■ Stated exercise ■
Copy each line below in which the string "цинк" occurs.

■ Supplied data ■
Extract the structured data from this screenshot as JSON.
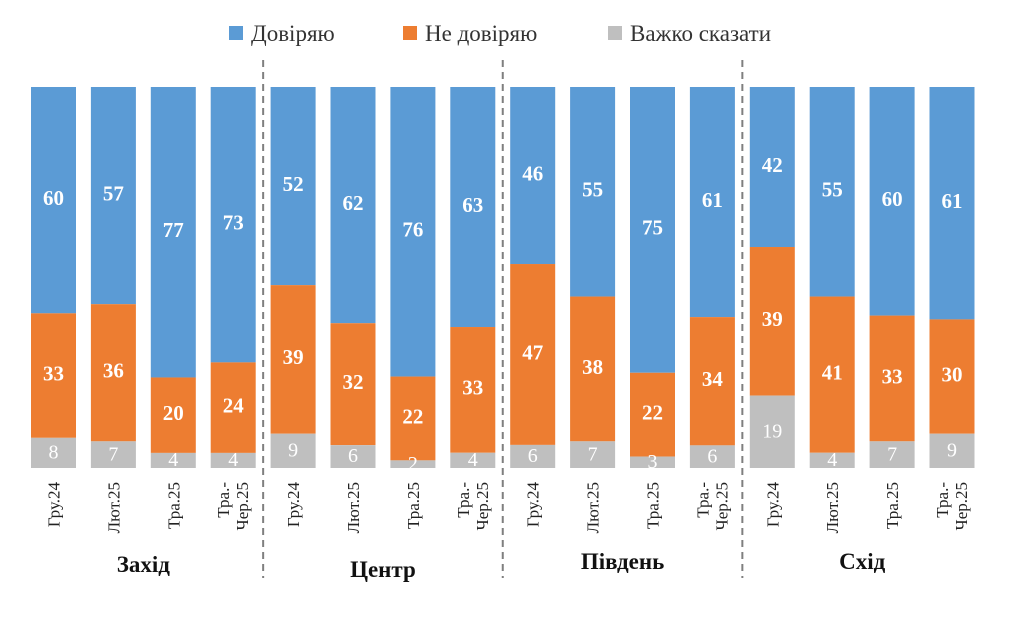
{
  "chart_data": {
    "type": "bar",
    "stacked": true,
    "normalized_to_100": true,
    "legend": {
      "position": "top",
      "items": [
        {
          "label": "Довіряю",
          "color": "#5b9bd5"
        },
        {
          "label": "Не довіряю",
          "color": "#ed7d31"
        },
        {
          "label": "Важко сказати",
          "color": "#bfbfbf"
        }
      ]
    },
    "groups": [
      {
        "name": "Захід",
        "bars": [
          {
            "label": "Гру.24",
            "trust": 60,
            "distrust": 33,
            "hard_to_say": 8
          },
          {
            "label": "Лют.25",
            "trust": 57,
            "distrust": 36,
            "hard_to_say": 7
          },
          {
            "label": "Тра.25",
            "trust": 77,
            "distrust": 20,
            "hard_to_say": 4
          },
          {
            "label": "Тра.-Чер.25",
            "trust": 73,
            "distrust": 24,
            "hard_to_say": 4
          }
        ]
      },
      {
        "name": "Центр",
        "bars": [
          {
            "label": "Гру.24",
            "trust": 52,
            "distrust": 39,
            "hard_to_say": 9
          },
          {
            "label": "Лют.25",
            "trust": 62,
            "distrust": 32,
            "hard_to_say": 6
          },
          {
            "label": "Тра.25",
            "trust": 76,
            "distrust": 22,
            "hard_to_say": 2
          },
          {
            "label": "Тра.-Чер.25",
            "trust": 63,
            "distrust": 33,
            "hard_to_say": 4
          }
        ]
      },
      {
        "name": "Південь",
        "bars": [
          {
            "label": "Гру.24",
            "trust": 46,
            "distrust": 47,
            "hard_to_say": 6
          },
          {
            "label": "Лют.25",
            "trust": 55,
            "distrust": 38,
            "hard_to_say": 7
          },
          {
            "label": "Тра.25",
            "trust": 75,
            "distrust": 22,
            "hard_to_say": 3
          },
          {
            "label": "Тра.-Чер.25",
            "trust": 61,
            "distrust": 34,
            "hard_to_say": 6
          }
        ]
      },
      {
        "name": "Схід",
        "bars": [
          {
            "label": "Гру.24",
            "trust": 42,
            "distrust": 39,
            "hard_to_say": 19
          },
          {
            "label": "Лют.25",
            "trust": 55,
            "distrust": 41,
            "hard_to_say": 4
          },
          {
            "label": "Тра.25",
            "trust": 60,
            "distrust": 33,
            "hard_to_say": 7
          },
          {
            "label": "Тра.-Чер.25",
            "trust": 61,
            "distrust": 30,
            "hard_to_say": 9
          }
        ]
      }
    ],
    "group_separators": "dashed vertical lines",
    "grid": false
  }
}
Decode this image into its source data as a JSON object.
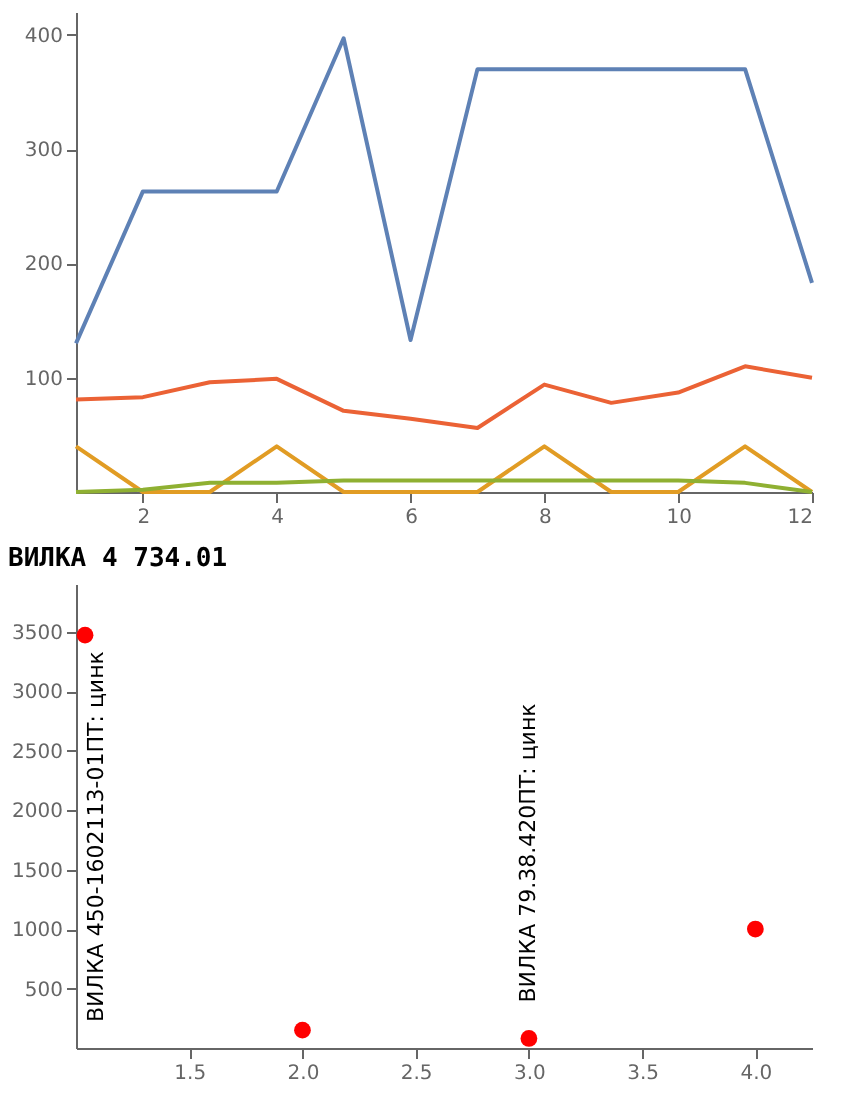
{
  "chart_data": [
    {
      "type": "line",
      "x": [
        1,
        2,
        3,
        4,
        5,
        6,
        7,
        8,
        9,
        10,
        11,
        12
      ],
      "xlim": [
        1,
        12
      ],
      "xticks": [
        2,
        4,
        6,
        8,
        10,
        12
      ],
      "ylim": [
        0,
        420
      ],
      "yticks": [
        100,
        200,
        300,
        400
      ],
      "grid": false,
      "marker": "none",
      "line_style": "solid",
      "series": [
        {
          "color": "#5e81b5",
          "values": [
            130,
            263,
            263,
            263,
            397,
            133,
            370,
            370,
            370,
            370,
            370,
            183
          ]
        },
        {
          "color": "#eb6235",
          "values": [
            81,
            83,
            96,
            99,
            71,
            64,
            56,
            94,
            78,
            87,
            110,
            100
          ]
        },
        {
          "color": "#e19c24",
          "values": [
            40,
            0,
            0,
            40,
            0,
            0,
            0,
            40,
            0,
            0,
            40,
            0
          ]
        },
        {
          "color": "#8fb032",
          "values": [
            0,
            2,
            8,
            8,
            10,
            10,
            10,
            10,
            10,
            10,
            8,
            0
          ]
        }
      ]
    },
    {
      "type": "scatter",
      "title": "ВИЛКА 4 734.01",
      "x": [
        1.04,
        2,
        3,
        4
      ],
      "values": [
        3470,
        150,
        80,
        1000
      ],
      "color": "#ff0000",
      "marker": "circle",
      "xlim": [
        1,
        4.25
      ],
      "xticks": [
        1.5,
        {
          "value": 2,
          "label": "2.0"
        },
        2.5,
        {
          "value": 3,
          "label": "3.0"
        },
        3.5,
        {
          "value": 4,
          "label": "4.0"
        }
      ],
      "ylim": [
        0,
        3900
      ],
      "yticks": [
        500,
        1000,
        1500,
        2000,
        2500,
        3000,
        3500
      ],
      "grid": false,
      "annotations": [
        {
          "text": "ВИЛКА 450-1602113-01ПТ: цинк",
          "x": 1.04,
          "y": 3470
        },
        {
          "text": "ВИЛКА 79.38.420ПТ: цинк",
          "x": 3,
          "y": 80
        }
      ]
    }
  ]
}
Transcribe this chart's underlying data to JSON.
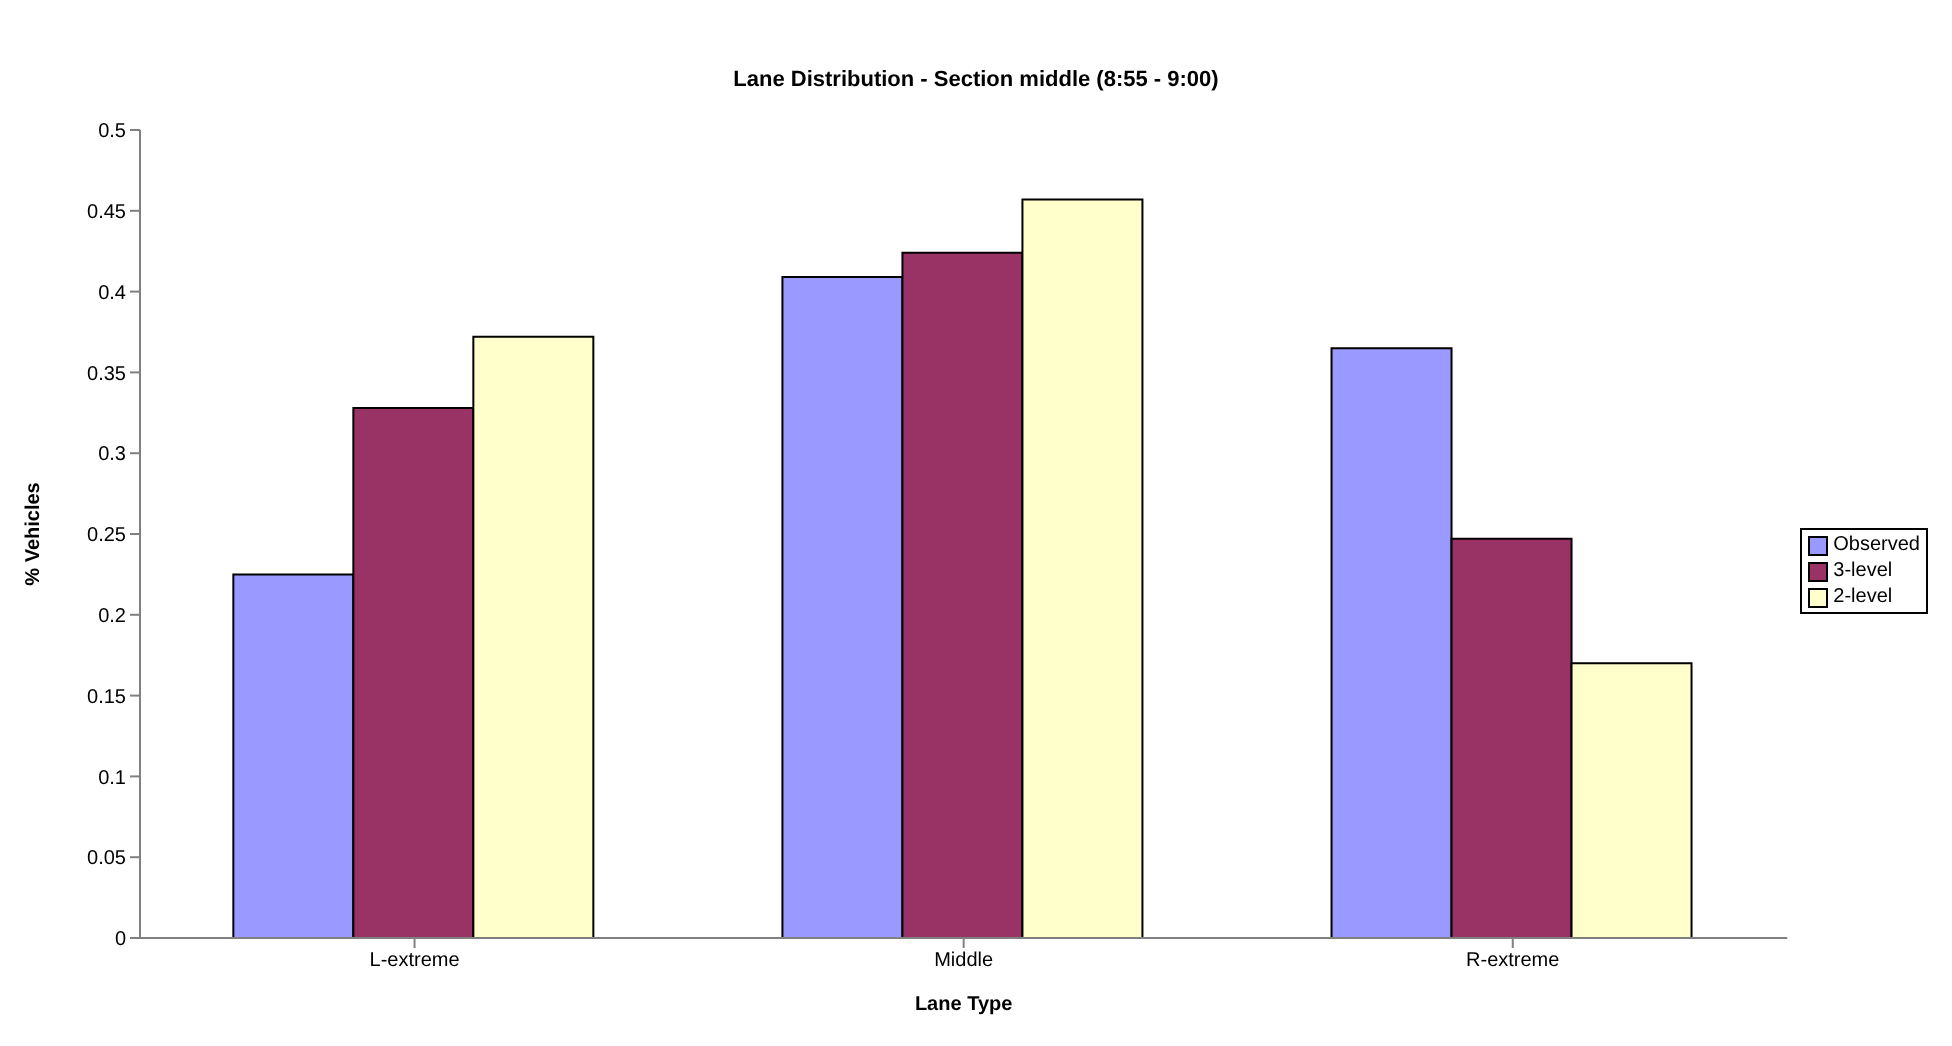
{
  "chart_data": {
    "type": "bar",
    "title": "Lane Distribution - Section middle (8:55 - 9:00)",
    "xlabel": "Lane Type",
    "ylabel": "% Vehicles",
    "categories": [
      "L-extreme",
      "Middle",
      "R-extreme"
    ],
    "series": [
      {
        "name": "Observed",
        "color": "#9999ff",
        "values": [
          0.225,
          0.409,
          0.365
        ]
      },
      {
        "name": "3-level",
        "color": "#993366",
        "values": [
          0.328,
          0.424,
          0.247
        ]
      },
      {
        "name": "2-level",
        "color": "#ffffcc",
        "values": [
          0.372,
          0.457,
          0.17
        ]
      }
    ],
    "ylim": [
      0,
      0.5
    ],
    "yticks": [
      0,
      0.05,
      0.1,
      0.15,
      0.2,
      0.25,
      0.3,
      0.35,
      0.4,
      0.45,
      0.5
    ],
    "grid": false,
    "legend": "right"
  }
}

■ Result of this task ■
          "text": "ВИЛКА 450-1602113-01ПТ: цинк",
          "text": "ВИЛКА 79.38.420ПТ: цинк",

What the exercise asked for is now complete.